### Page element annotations
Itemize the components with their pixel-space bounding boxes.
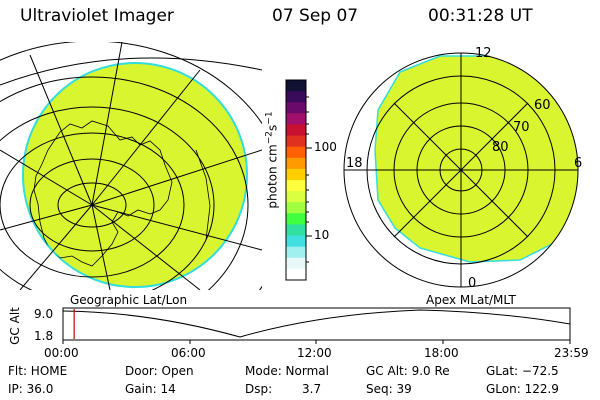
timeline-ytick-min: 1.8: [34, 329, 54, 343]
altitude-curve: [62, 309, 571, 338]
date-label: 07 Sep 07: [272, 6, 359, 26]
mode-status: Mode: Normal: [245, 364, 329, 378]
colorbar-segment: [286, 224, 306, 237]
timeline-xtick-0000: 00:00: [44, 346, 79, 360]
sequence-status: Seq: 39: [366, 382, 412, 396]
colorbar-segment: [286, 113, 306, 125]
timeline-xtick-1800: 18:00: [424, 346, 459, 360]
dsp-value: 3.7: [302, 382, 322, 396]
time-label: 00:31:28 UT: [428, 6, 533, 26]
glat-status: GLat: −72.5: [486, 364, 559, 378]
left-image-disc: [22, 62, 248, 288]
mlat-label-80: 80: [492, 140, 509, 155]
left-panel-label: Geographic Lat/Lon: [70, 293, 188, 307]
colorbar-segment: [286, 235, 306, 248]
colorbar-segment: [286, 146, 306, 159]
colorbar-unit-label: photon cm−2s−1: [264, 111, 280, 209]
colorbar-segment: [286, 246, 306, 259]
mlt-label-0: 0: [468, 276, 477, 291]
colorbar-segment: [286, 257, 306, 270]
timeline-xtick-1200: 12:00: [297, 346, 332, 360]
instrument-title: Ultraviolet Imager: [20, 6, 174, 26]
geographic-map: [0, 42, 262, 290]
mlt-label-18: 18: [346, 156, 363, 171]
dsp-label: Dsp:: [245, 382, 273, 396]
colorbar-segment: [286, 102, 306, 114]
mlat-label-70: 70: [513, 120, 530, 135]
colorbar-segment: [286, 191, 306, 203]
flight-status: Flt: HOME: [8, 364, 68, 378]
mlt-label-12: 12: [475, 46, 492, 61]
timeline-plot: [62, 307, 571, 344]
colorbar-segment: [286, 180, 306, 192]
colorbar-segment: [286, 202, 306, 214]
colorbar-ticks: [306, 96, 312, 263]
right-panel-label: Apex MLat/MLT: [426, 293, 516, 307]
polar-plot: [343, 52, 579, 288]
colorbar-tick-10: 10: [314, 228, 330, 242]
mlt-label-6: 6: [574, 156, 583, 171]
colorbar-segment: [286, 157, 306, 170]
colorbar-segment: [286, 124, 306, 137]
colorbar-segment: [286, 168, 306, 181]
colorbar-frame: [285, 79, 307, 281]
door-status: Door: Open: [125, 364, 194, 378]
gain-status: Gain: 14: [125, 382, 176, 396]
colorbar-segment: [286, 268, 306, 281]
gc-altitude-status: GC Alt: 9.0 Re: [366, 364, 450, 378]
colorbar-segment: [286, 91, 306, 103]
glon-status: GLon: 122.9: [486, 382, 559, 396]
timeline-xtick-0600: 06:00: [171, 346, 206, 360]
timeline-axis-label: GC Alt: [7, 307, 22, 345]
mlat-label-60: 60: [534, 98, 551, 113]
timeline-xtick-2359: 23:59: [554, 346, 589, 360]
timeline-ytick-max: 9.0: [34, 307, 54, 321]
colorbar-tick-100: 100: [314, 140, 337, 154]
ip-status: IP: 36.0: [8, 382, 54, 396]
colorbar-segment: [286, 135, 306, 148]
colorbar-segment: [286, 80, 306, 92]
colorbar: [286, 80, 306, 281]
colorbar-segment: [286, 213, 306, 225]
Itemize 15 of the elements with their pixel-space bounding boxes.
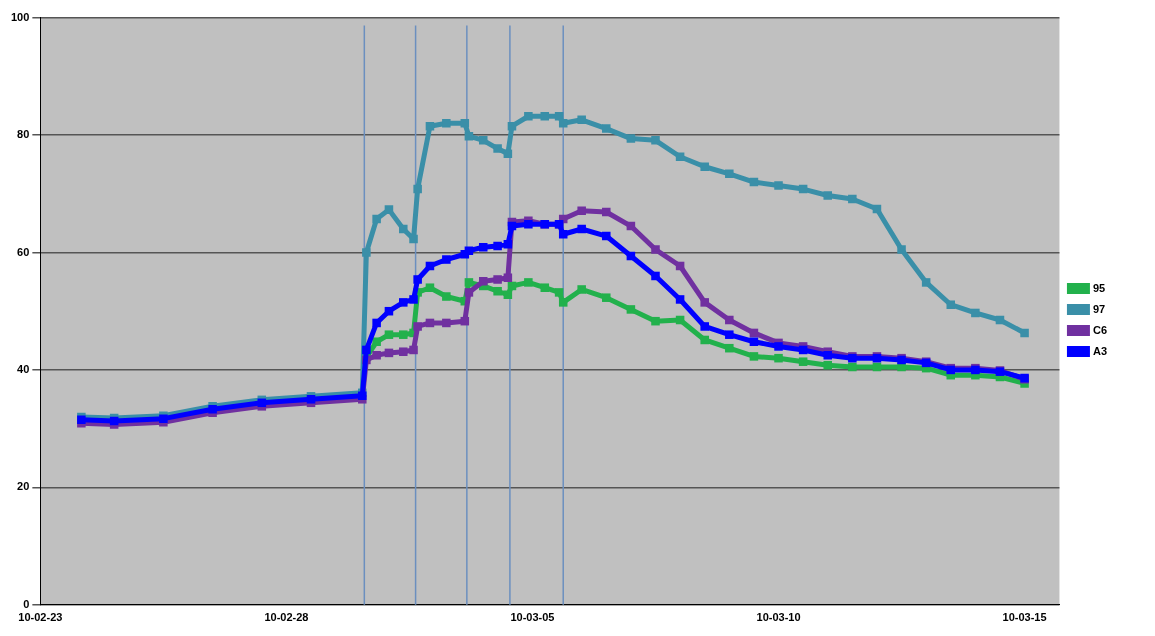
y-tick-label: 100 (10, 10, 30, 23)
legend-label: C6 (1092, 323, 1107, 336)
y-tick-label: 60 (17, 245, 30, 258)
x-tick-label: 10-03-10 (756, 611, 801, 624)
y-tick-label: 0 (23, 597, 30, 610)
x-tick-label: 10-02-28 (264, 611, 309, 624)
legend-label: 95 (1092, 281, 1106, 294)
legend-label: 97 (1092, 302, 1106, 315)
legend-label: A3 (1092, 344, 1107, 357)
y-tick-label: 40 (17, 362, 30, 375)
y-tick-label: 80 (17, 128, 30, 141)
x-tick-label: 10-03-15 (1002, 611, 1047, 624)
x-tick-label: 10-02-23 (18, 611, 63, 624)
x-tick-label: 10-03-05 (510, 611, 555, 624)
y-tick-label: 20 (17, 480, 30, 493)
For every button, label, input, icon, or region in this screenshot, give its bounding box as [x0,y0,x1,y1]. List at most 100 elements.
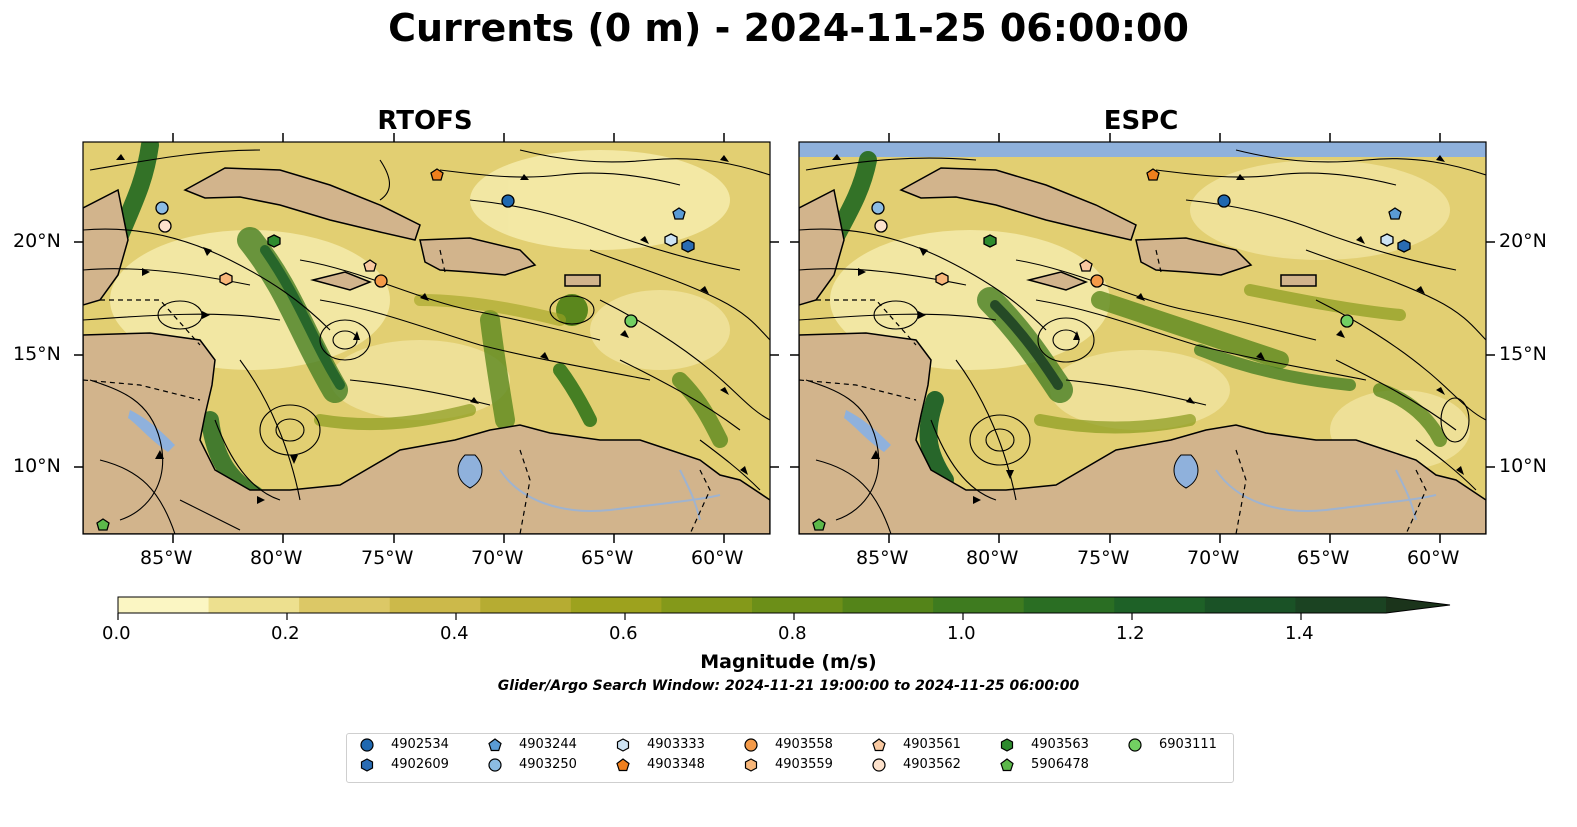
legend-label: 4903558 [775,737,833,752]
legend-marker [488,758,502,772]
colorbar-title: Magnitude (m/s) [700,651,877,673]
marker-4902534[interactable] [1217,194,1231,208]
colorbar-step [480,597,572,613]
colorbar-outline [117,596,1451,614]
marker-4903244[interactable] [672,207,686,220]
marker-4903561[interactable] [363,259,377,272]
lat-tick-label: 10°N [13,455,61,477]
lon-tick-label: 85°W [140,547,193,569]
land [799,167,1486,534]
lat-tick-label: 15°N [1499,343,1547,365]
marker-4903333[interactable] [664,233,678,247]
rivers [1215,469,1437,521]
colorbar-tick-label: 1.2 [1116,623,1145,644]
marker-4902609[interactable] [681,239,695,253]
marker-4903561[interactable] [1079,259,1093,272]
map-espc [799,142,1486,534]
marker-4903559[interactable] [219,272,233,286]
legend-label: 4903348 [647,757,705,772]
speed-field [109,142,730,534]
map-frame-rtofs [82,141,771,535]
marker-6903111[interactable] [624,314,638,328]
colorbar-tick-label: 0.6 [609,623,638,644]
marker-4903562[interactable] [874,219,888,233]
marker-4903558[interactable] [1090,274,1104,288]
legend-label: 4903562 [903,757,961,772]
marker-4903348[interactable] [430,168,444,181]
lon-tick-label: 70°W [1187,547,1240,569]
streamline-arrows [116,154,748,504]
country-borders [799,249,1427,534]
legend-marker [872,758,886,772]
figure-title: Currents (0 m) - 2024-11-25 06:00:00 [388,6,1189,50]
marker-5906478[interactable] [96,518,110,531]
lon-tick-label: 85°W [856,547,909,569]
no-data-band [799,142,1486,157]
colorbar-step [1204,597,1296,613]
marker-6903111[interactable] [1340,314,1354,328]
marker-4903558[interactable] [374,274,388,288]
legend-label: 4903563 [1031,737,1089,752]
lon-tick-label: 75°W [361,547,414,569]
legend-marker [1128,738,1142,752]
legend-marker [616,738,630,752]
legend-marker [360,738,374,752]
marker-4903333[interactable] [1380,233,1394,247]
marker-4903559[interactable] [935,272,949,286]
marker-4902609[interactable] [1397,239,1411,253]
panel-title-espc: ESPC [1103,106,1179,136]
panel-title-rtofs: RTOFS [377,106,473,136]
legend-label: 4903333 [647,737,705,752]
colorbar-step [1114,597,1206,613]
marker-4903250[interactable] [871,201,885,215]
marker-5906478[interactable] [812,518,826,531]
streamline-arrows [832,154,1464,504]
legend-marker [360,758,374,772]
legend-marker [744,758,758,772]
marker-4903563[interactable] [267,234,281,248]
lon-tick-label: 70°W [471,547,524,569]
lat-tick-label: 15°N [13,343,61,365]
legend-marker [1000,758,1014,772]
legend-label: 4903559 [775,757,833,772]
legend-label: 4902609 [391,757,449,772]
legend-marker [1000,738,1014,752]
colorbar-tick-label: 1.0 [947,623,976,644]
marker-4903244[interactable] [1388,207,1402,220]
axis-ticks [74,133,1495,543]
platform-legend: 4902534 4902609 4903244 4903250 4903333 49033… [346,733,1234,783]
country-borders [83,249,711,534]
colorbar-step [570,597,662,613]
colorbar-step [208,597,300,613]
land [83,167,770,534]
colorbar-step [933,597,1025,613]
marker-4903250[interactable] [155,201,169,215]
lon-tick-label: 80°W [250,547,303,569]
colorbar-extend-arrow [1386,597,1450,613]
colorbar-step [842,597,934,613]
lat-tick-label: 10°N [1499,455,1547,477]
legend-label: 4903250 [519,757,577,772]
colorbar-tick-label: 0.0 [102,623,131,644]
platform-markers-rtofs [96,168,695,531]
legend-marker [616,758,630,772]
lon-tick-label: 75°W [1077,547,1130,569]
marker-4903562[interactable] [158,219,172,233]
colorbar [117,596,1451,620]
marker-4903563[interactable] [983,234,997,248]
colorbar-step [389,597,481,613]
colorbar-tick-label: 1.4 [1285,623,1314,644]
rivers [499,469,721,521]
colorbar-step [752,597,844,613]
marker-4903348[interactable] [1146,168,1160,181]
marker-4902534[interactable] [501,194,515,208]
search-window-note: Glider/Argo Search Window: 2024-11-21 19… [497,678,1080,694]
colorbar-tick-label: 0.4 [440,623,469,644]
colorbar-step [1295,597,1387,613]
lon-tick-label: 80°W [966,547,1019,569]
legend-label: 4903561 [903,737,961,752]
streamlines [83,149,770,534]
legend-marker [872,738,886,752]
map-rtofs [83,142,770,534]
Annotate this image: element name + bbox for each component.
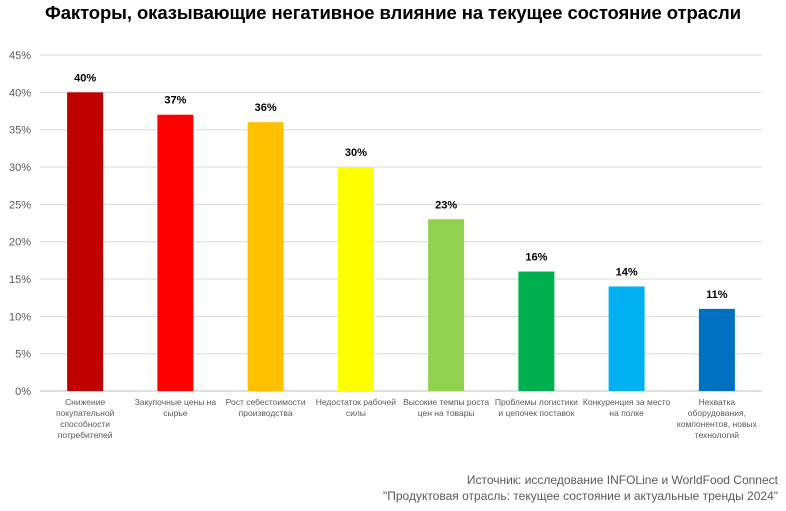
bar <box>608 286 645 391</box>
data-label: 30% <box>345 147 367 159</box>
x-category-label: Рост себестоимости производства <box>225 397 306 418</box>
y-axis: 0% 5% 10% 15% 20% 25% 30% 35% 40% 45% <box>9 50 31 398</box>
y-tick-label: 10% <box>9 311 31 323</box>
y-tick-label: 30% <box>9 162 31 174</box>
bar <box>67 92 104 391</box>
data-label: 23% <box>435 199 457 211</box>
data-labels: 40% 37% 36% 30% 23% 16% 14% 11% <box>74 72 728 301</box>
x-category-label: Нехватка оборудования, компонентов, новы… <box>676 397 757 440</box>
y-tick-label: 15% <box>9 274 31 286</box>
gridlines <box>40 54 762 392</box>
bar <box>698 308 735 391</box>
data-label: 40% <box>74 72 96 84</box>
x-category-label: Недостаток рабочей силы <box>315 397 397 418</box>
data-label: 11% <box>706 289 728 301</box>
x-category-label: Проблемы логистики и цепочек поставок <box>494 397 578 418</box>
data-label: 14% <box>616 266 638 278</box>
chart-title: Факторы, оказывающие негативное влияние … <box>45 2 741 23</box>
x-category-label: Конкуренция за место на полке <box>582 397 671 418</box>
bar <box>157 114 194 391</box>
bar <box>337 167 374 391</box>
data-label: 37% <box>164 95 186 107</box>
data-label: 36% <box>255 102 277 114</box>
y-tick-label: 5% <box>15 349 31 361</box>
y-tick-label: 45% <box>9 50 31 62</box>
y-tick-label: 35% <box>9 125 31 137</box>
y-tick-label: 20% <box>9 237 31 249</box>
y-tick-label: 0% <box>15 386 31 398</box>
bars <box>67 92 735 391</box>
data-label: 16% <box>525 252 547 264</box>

### Given instruction
Print the lines of material from the line with "y-tick-label: 100 (10, 10, 30, 23)" to the line with "legend-label: 97 (1092, 302, 1106, 315)", copied verbatim.

### Exercise answer
y-tick-label: 100 (10, 10, 30, 23)
legend-label: C6 (1092, 323, 1107, 336)
y-tick-label: 60 (17, 245, 30, 258)
x-tick-label: 10-03-10 (756, 611, 801, 624)
y-tick-label: 0 (23, 597, 30, 610)
x-tick-label: 10-02-28 (264, 611, 309, 624)
legend-label: 95 (1092, 281, 1106, 294)
legend-label: 97 (1092, 302, 1106, 315)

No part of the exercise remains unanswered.